* [Problems to work on]:
1. In the passage on the NIC and Gandhi, what is the name of the armed wing of the ANC?
2. Carry on the passage about the NIC and Gandhi from the point at which it ends.

::: Text segment

While members of the post-1971 NIC publicly embraced Gandhi and his principle of non-violent resistance (satyagraha) on every possible occasion, they did not openly criticise the activities of Umkhonto we Sizwe (MK), the armed wing of the ANC. When it was put to Jerry Coovadia that there appeared to be a contradiction between some activists’ involvement in MK and the organisation's public endorsement of Gandhi, he responded:

We saw the armed wing of the ANC. We saw how things were going in the country. We saw the fights between the cops and all of us. We saw the violence of the struggle. To us, to think of satyagraha in that context just didn't seem right. Gandhi was fine for India … but we were looking at Cuba, looking at Vietnam, looking at all those struggles and there comes Gandhi and he didn't sound right for us.

::::::
::: Record extracts

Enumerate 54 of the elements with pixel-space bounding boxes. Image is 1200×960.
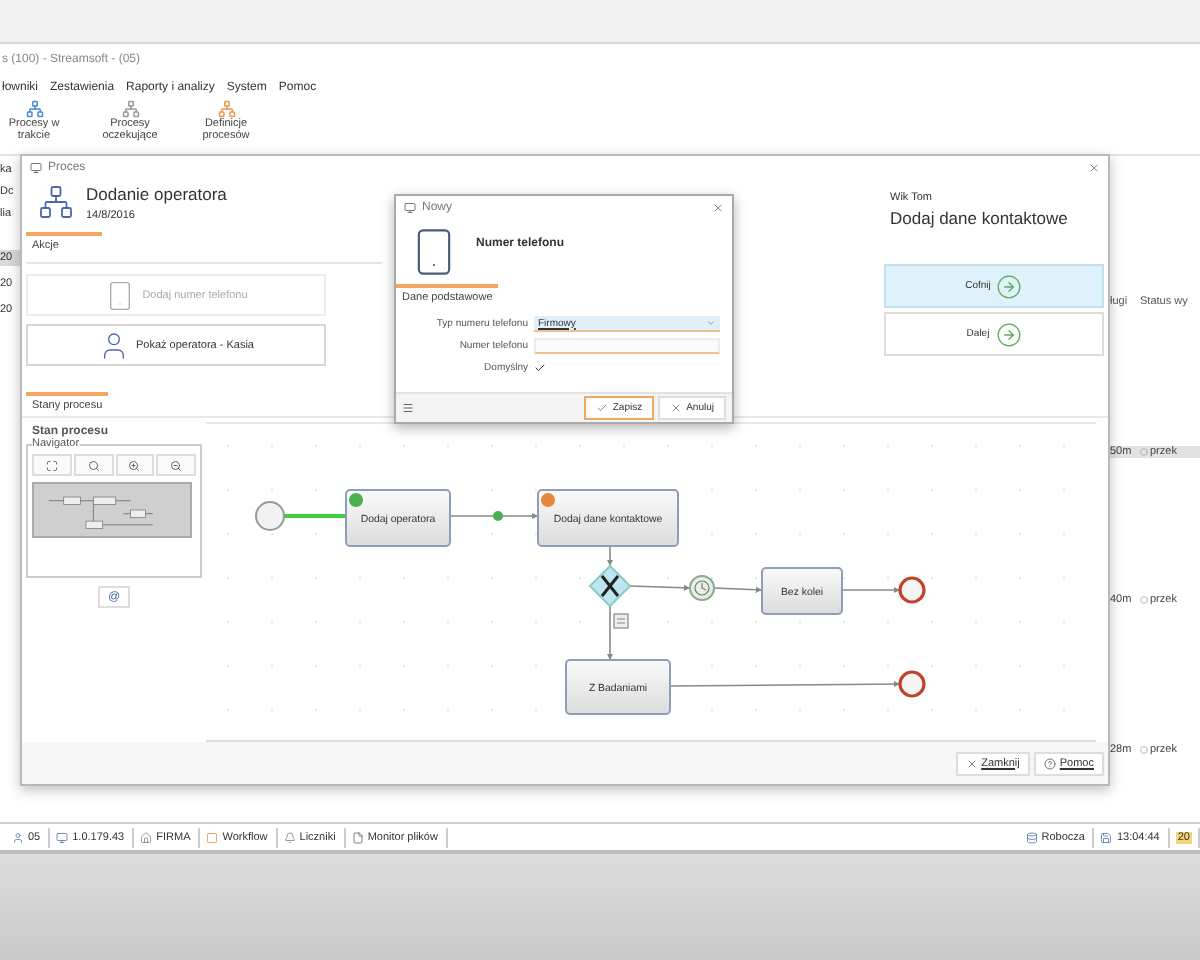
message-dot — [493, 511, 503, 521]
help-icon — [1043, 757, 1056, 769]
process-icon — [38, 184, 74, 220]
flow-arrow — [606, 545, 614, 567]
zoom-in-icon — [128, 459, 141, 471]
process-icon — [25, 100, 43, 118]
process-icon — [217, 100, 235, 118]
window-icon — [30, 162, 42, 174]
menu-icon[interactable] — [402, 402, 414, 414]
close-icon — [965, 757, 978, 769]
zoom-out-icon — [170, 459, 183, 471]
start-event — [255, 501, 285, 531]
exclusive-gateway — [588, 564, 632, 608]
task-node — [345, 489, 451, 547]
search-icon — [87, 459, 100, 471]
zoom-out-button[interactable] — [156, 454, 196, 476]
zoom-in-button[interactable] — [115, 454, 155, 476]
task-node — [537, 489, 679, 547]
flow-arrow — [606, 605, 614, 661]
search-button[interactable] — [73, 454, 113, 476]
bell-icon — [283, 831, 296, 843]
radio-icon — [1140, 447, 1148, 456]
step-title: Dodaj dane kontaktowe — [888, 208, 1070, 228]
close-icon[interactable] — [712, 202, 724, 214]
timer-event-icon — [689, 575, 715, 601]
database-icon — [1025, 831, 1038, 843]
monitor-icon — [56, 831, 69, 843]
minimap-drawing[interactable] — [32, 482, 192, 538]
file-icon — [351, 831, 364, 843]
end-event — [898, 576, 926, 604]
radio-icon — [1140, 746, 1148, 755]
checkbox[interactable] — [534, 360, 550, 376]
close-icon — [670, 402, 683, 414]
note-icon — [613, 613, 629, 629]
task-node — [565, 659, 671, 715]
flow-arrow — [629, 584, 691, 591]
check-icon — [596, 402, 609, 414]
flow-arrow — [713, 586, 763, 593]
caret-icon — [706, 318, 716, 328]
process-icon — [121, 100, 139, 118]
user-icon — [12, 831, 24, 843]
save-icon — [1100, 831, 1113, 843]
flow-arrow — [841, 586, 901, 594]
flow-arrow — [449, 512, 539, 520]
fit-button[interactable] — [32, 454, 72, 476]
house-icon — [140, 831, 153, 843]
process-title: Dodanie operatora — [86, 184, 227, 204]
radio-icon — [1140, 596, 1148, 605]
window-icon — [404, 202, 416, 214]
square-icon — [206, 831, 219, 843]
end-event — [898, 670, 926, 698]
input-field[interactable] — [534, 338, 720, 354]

::::::

* [Responses]:
1. Umkhonto we Sizwe (MK).

2.
In a 1968 call for Indian youth to join MK, Yusuf Dadoo explained that passive resistance was a method, not a principle, of the Indian Congresses:

Passive resistance was never the ideology of the organisation, although it had been used as a method of struggle since it was introduced by Gandhiji in the early part of this century. The principles of Satyagraha as enunciated by Gandhiji were never accepted as a creed by the Indian people. It is true that in the [South African Indian Congress], as a national organisation representing all interests and all viewpoints, there are some leaders − like Dr. G.M. [Monty] Naicker and Nana Sita − who implicitly believe in Gandhian principles and who have lived by them; and of course we honour their convictions and their sufferings for their convictions.

Indian activists joined MK from its inception and a significant tranche of NIC members supported the building of ANC underground structures. NIC activists such as Ebrahim Ebrahim, Billy Nair and Sunny Singh were among the first to be imprisoned on Robben Island for MK activities. Even the most Gandhian of Gandhians in the NIC, George Sewpersadh, defended the turn to armed struggle when he said:

I never really joined the armed struggle, but I was never opposed to it. The ANC, when it was banned, it couldn't operate here in South Africa and the people had no other alternative but to be involved in armed struggle. So I think from that point of view it was justified.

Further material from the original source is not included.